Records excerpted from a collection
+--

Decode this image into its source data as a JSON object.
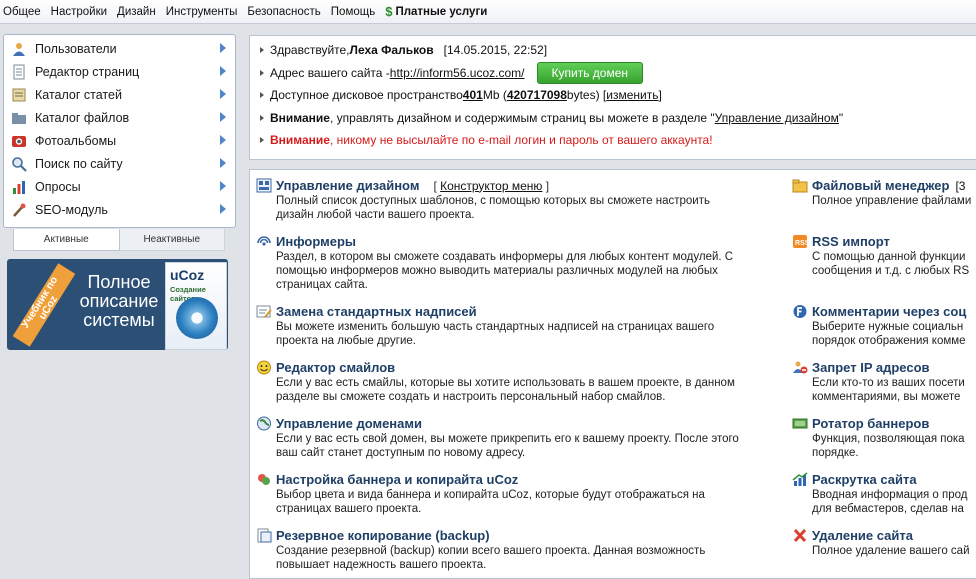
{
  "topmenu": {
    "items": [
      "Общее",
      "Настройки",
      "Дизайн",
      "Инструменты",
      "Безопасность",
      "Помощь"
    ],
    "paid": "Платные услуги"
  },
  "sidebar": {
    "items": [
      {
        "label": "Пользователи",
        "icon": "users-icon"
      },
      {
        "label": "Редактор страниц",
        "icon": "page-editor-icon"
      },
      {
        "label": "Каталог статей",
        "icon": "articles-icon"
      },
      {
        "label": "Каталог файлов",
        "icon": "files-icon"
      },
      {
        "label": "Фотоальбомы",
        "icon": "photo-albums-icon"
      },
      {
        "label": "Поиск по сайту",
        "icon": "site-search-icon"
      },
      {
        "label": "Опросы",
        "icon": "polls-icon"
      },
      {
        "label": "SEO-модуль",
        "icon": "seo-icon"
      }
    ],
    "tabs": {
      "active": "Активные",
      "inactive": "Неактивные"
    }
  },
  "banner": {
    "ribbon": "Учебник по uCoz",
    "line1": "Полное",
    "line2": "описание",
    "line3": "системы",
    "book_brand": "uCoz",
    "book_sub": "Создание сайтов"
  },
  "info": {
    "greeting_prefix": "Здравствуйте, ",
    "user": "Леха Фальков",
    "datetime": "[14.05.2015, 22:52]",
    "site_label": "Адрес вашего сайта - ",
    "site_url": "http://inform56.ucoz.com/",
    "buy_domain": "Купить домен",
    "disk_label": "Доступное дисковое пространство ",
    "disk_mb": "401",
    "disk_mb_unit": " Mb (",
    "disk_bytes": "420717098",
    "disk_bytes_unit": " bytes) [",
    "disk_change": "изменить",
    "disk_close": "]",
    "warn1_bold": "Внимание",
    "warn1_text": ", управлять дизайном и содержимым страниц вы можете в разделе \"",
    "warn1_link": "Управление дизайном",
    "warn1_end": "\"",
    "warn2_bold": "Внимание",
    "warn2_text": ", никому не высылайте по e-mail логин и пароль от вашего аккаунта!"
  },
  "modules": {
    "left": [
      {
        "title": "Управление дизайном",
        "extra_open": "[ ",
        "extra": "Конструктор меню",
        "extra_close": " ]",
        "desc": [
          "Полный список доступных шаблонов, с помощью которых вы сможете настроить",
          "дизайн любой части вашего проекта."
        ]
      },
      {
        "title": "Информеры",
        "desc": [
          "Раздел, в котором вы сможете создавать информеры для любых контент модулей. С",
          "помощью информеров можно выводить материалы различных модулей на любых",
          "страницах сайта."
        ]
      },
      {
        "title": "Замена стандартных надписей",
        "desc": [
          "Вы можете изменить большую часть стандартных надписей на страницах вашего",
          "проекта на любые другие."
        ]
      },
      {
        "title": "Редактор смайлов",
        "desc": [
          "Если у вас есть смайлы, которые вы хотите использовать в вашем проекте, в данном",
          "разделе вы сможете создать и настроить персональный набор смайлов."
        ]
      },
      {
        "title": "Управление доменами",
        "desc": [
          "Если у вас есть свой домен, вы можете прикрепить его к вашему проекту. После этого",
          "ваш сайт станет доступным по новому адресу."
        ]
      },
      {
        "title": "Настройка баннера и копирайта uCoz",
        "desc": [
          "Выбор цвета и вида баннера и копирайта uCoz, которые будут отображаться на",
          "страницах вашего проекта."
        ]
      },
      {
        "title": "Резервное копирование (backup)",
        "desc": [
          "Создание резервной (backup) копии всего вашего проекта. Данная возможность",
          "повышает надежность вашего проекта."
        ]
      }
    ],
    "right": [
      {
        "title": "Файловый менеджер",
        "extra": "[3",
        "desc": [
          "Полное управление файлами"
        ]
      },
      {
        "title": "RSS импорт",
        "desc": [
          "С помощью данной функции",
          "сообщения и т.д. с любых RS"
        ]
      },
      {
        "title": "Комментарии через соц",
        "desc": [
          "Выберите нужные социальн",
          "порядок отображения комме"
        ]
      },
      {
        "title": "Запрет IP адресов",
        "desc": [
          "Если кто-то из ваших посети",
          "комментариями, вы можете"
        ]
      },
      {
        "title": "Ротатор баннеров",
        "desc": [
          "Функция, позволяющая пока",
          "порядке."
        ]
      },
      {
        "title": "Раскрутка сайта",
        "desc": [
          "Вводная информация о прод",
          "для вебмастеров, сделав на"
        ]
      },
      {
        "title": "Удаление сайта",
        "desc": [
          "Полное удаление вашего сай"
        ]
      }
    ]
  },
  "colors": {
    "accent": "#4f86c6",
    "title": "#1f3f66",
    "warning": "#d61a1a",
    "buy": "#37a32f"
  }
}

+--

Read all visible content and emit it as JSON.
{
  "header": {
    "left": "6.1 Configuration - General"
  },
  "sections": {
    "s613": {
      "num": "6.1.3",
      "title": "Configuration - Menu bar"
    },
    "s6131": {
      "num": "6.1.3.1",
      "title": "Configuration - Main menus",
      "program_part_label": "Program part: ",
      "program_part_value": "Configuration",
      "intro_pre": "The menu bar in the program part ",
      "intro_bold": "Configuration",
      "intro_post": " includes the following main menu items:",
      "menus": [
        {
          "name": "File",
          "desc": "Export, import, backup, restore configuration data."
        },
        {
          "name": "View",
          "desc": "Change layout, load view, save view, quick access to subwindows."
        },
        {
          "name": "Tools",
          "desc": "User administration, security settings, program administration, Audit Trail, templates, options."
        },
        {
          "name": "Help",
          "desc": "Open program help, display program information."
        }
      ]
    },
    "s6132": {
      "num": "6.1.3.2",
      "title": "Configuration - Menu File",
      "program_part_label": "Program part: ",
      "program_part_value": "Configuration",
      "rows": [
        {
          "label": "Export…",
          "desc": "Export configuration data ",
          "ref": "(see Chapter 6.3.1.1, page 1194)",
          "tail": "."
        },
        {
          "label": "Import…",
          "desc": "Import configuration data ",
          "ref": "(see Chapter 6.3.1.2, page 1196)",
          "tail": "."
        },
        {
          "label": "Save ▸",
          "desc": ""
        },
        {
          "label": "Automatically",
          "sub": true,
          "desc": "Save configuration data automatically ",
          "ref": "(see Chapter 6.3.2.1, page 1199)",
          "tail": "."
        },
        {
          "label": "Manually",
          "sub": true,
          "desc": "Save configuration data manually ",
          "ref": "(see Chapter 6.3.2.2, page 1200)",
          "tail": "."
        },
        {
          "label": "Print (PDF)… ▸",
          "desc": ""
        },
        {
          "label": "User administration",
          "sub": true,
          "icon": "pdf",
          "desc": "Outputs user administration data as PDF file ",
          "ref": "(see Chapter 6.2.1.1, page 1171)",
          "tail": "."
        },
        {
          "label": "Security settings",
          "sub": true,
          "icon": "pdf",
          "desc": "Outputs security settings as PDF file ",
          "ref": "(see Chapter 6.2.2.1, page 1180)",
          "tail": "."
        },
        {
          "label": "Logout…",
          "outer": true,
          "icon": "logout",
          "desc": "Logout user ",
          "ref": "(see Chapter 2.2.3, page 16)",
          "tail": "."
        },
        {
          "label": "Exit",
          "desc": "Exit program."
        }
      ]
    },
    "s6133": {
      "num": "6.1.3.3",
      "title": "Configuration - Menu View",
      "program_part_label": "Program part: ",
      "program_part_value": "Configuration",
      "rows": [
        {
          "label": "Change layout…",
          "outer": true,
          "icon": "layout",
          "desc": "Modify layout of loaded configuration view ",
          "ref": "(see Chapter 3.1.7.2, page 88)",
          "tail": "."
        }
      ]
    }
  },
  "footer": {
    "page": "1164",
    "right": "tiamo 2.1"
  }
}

+--

Your instructions
Gather each line from the entries above that includes the word "изменить".

Response for this exercise
    "disk_change": "изменить",
          "Вы можете изменить большую часть стандартных надписей на страницах вашего",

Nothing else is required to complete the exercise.